▸ GIVEN REQUEST
Take the line with "Give me the" and every line after it, through the end of the listing, and give them again exactly, pictures excluded.

▸ MATERIAL TO PROCESS
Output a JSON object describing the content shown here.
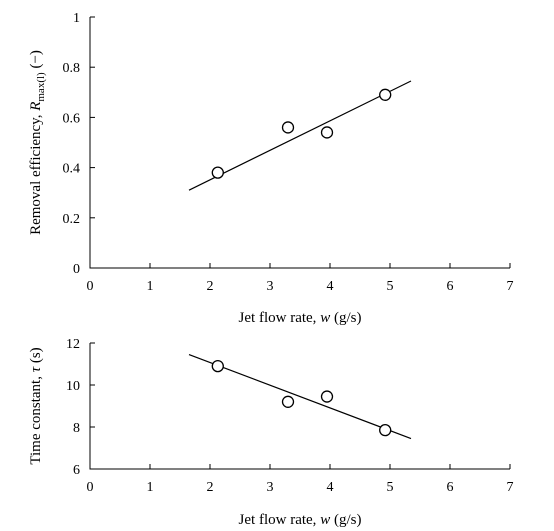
{
  "chart_data": [
    {
      "type": "scatter",
      "xlabel": "Jet  flow rate, w (g/s)",
      "xlabel_parts": [
        {
          "text": "Jet  flow rate, ",
          "style": "normal"
        },
        {
          "text": "w",
          "style": "italic"
        },
        {
          "text": " (g/s)",
          "style": "normal"
        }
      ],
      "ylabel": "Removal efficiency, Rmax(l) (−)",
      "ylabel_parts": [
        {
          "text": "Removal efficiency, ",
          "style": "normal"
        },
        {
          "text": "R",
          "style": "italic"
        },
        {
          "text": "max(l)",
          "style": "sub"
        },
        {
          "text": " (−)",
          "style": "normal"
        }
      ],
      "xlim": [
        0,
        7
      ],
      "ylim": [
        0,
        1
      ],
      "xticks": [
        "0",
        "1",
        "2",
        "3",
        "4",
        "5",
        "6",
        "7"
      ],
      "yticks": [
        "0",
        "0.2",
        "0.4",
        "0.6",
        "0.8",
        "1"
      ],
      "grid": false,
      "series": [
        {
          "marker": "open-circle",
          "points": [
            {
              "x": 2.13,
              "y": 0.38
            },
            {
              "x": 3.3,
              "y": 0.56
            },
            {
              "x": 3.95,
              "y": 0.54
            },
            {
              "x": 4.92,
              "y": 0.69
            }
          ]
        }
      ],
      "fit_line": {
        "x": [
          1.65,
          5.35
        ],
        "y": [
          0.31,
          0.745
        ]
      }
    },
    {
      "type": "scatter",
      "xlabel": "Jet  flow rate, w (g/s)",
      "xlabel_parts": [
        {
          "text": "Jet  flow rate, ",
          "style": "normal"
        },
        {
          "text": "w",
          "style": "italic"
        },
        {
          "text": " (g/s)",
          "style": "normal"
        }
      ],
      "ylabel": "Time constant, τ (s)",
      "ylabel_parts": [
        {
          "text": "Time constant, ",
          "style": "normal"
        },
        {
          "text": "τ",
          "style": "italic"
        },
        {
          "text": " (s)",
          "style": "normal"
        }
      ],
      "xlim": [
        0,
        7
      ],
      "ylim": [
        6,
        12
      ],
      "xticks": [
        "0",
        "1",
        "2",
        "3",
        "4",
        "5",
        "6",
        "7"
      ],
      "yticks": [
        "6",
        "8",
        "10",
        "12"
      ],
      "grid": false,
      "series": [
        {
          "marker": "open-circle",
          "points": [
            {
              "x": 2.13,
              "y": 10.9
            },
            {
              "x": 3.3,
              "y": 9.2
            },
            {
              "x": 3.95,
              "y": 9.45
            },
            {
              "x": 4.92,
              "y": 7.85
            }
          ]
        }
      ],
      "fit_line": {
        "x": [
          1.65,
          5.35
        ],
        "y": [
          11.45,
          7.45
        ]
      }
    }
  ]
}
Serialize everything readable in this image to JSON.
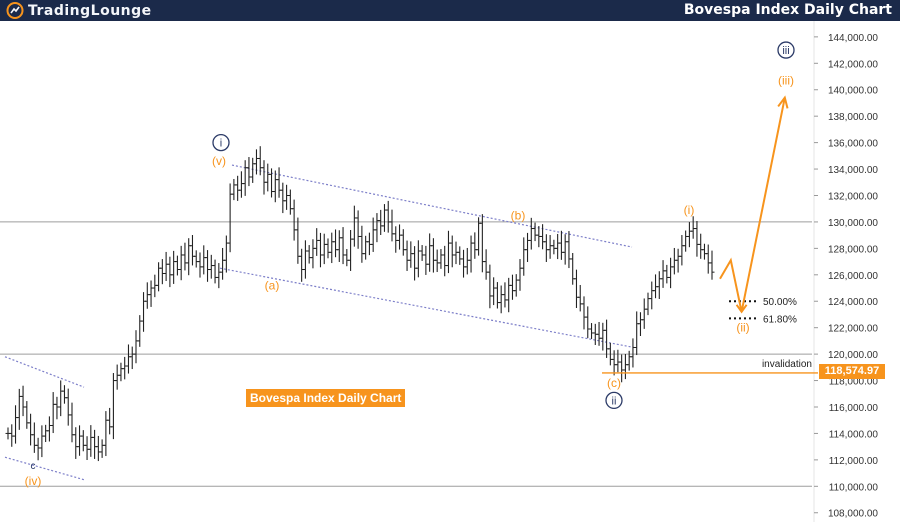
{
  "header": {
    "logo_text": "TradingLounge",
    "title": "Bovespa Index Daily Chart"
  },
  "caption": "Bovespa Index Daily Chart",
  "colors": {
    "header_bg": "#1b2a4a",
    "accent": "#f7941d",
    "navy": "#2b3a67",
    "channel": "#7d7fc9"
  },
  "chart_data": {
    "type": "candlestick",
    "yaxis": {
      "ticks": [
        "144,000.00",
        "142,000.00",
        "140,000.00",
        "138,000.00",
        "136,000.00",
        "134,000.00",
        "132,000.00",
        "130,000.00",
        "128,000.00",
        "126,000.00",
        "124,000.00",
        "122,000.00",
        "120,000.00",
        "118,000.00",
        "116,000.00",
        "114,000.00",
        "112,000.00",
        "110,000.00",
        "108,000.00"
      ],
      "tick_values": [
        144000,
        142000,
        140000,
        138000,
        136000,
        134000,
        132000,
        130000,
        128000,
        126000,
        124000,
        122000,
        120000,
        118000,
        116000,
        114000,
        112000,
        110000,
        108000
      ],
      "range": [
        107300,
        145200
      ]
    },
    "bars": [
      114000,
      113800,
      115200,
      116800,
      116000,
      114800,
      113900,
      113100,
      112900,
      113800,
      114200,
      114600,
      116200,
      116000,
      117200,
      116700,
      115400,
      113900,
      113000,
      113800,
      113100,
      112800,
      113700,
      113000,
      112600,
      113100,
      115000,
      114500,
      118000,
      118400,
      118900,
      119100,
      119800,
      120000,
      121000,
      122500,
      124000,
      124500,
      125000,
      125200,
      126500,
      126100,
      126800,
      126000,
      127000,
      126400,
      127500,
      126900,
      128200,
      127400,
      127000,
      126600,
      127300,
      126400,
      126700,
      125800,
      126200,
      127100,
      128400,
      132100,
      132800,
      132400,
      132900,
      134100,
      133400,
      134400,
      134800,
      134100,
      133000,
      133600,
      132300,
      133200,
      132400,
      131600,
      132000,
      131000,
      129400,
      127400,
      126400,
      127800,
      127300,
      128000,
      128600,
      127500,
      128300,
      127700,
      128500,
      127900,
      128800,
      127500,
      127100,
      128700,
      130300,
      128900,
      127600,
      128500,
      128300,
      129400,
      130100,
      129700,
      130900,
      130000,
      129100,
      128600,
      129000,
      127900,
      127100,
      127600,
      126500,
      127800,
      127500,
      126800,
      128200,
      127100,
      126900,
      127500,
      126700,
      128400,
      127500,
      127700,
      127200,
      126600,
      127100,
      128400,
      127900,
      129900,
      127000,
      126200,
      124400,
      125000,
      123900,
      124500,
      124100,
      125200,
      124800,
      125600,
      126500,
      127900,
      128600,
      129500,
      129000,
      128900,
      128500,
      127900,
      128200,
      128000,
      128400,
      127700,
      128500,
      127200,
      125700,
      124300,
      123800,
      122800,
      121900,
      121600,
      121500,
      121200,
      121800,
      120400,
      119600,
      119200,
      119400,
      118800,
      119200,
      119800,
      120500,
      122300,
      122600,
      123400,
      124200,
      124800,
      125100,
      125700,
      126300,
      125800,
      126600,
      127100,
      127400,
      128200,
      128900,
      129300,
      129500,
      128300,
      127900,
      127600,
      126900,
      126200
    ],
    "reference_lines": [
      130000,
      120000,
      110000
    ],
    "fib_levels": [
      {
        "label": "50.00%",
        "value": 124000
      },
      {
        "label": "61.80%",
        "value": 122700
      }
    ],
    "invalidation": {
      "label": "invalidation",
      "value": 118574.97,
      "value_label": "118,574.97"
    },
    "wave_labels": [
      {
        "text": "i",
        "style": "circled-navy",
        "y": 136000
      },
      {
        "text": "(v)",
        "style": "orange",
        "y": 134600
      },
      {
        "text": "(a)",
        "style": "orange",
        "y": 125200
      },
      {
        "text": "(b)",
        "style": "orange",
        "y": 130500
      },
      {
        "text": "(c)",
        "style": "orange",
        "y": 117800
      },
      {
        "text": "ii",
        "style": "circled-navy",
        "y": 116500
      },
      {
        "text": "(i)",
        "style": "orange",
        "y": 130900
      },
      {
        "text": "(ii)",
        "style": "orange",
        "y": 122000
      },
      {
        "text": "iii",
        "style": "circled-navy",
        "y": 143000
      },
      {
        "text": "(iii)",
        "style": "orange",
        "y": 140700
      },
      {
        "text": "c",
        "style": "navy-small",
        "y": 111600
      },
      {
        "text": "(iv)",
        "style": "orange",
        "y": 110400
      }
    ],
    "projection": [
      {
        "x_frac": 0.8,
        "y": 125700
      },
      {
        "x_frac": 0.812,
        "y": 127100
      },
      {
        "x_frac": 0.824,
        "y": 123200
      },
      {
        "x_frac": 0.872,
        "y": 139400
      }
    ],
    "channels": [
      {
        "from_y": 134300,
        "to_y": 128100
      },
      {
        "from_y": 126500,
        "to_y": 120500
      },
      {
        "from_y": 119800,
        "to_y": 117500
      },
      {
        "from_y": 112200,
        "to_y": 110500
      }
    ]
  }
}
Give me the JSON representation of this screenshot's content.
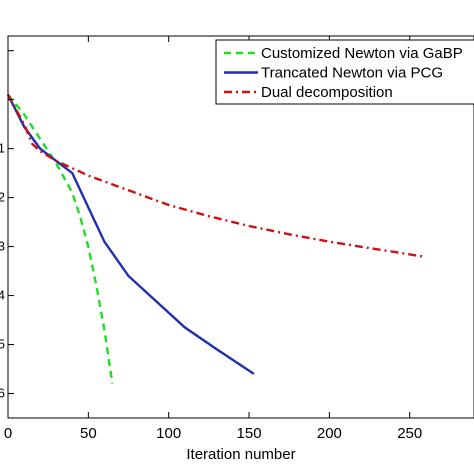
{
  "chart_data": {
    "type": "line",
    "xlabel": "Iteration number",
    "ylabel": "",
    "xlim": [
      0,
      290
    ],
    "x_ticks": [
      0,
      50,
      100,
      150,
      200,
      250
    ],
    "x_tick_labels": [
      "0",
      "50",
      "100",
      "150",
      "200",
      "250"
    ],
    "ylog_range": [
      -6.5,
      1.3
    ],
    "y_ticks": [
      1,
      0,
      -1,
      -2,
      -3,
      -4,
      -5,
      -6
    ],
    "y_tick_labels": [
      "",
      "",
      "1",
      "2",
      "3",
      "4",
      "5",
      "6"
    ],
    "y_scale": "log",
    "grid": false,
    "legend_position": "top-right",
    "series": [
      {
        "name": "Customized Newton via GaBP",
        "color": "#22dd22",
        "dash": "dashed",
        "x": [
          0,
          10,
          20,
          30,
          40,
          45,
          50,
          55,
          60,
          65
        ],
        "log10_y": [
          0.1,
          -0.3,
          -0.8,
          -1.3,
          -1.9,
          -2.4,
          -3.0,
          -3.8,
          -4.7,
          -5.8
        ]
      },
      {
        "name": "Trancated Newton via PCG",
        "color": "#1f2fb0",
        "dash": "solid",
        "x": [
          0,
          10,
          20,
          30,
          40,
          50,
          60,
          75,
          90,
          110,
          130,
          153
        ],
        "log10_y": [
          0.1,
          -0.55,
          -1.0,
          -1.25,
          -1.5,
          -2.2,
          -2.9,
          -3.6,
          -4.05,
          -4.65,
          -5.1,
          -5.6
        ]
      },
      {
        "name": "Dual decomposition",
        "color": "#cc1111",
        "dash": "dashdot",
        "x": [
          0,
          10,
          15,
          20,
          30,
          40,
          50,
          75,
          100,
          125,
          150,
          175,
          200,
          225,
          258
        ],
        "log10_y": [
          0.1,
          -0.5,
          -0.9,
          -1.05,
          -1.25,
          -1.4,
          -1.55,
          -1.85,
          -2.15,
          -2.38,
          -2.58,
          -2.75,
          -2.9,
          -3.03,
          -3.2
        ]
      }
    ]
  }
}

▸ WRITTEN RESPONSE
Give me the JSON representation of this screenshot's content.
{
  "chart_data": {
    "type": "line",
    "xlabel": "Iteration number",
    "ylabel": "",
    "xlim": [
      0,
      290
    ],
    "x_ticks": [
      0,
      50,
      100,
      150,
      200,
      250
    ],
    "x_tick_labels": [
      "0",
      "50",
      "100",
      "150",
      "200",
      "250"
    ],
    "ylog_range": [
      -6.5,
      1.3
    ],
    "y_ticks": [
      1,
      0,
      -1,
      -2,
      -3,
      -4,
      -5,
      -6
    ],
    "y_tick_labels": [
      "",
      "",
      "1",
      "2",
      "3",
      "4",
      "5",
      "6"
    ],
    "y_scale": "log",
    "grid": false,
    "legend_position": "top-right",
    "series": [
      {
        "name": "Customized Newton via GaBP",
        "color": "#22dd22",
        "dash": "dashed",
        "x": [
          0,
          10,
          20,
          30,
          40,
          45,
          50,
          55,
          60,
          65
        ],
        "log10_y": [
          0.1,
          -0.3,
          -0.8,
          -1.3,
          -1.9,
          -2.4,
          -3.0,
          -3.8,
          -4.7,
          -5.8
        ]
      },
      {
        "name": "Trancated Newton via PCG",
        "color": "#1f2fb0",
        "dash": "solid",
        "x": [
          0,
          10,
          20,
          30,
          40,
          50,
          60,
          75,
          90,
          110,
          130,
          153
        ],
        "log10_y": [
          0.1,
          -0.55,
          -1.0,
          -1.25,
          -1.5,
          -2.2,
          -2.9,
          -3.6,
          -4.05,
          -4.65,
          -5.1,
          -5.6
        ]
      },
      {
        "name": "Dual decomposition",
        "color": "#cc1111",
        "dash": "dashdot",
        "x": [
          0,
          10,
          15,
          20,
          30,
          40,
          50,
          75,
          100,
          125,
          150,
          175,
          200,
          225,
          258
        ],
        "log10_y": [
          0.1,
          -0.5,
          -0.9,
          -1.05,
          -1.25,
          -1.4,
          -1.55,
          -1.85,
          -2.15,
          -2.38,
          -2.58,
          -2.75,
          -2.9,
          -3.03,
          -3.2
        ]
      }
    ]
  }
}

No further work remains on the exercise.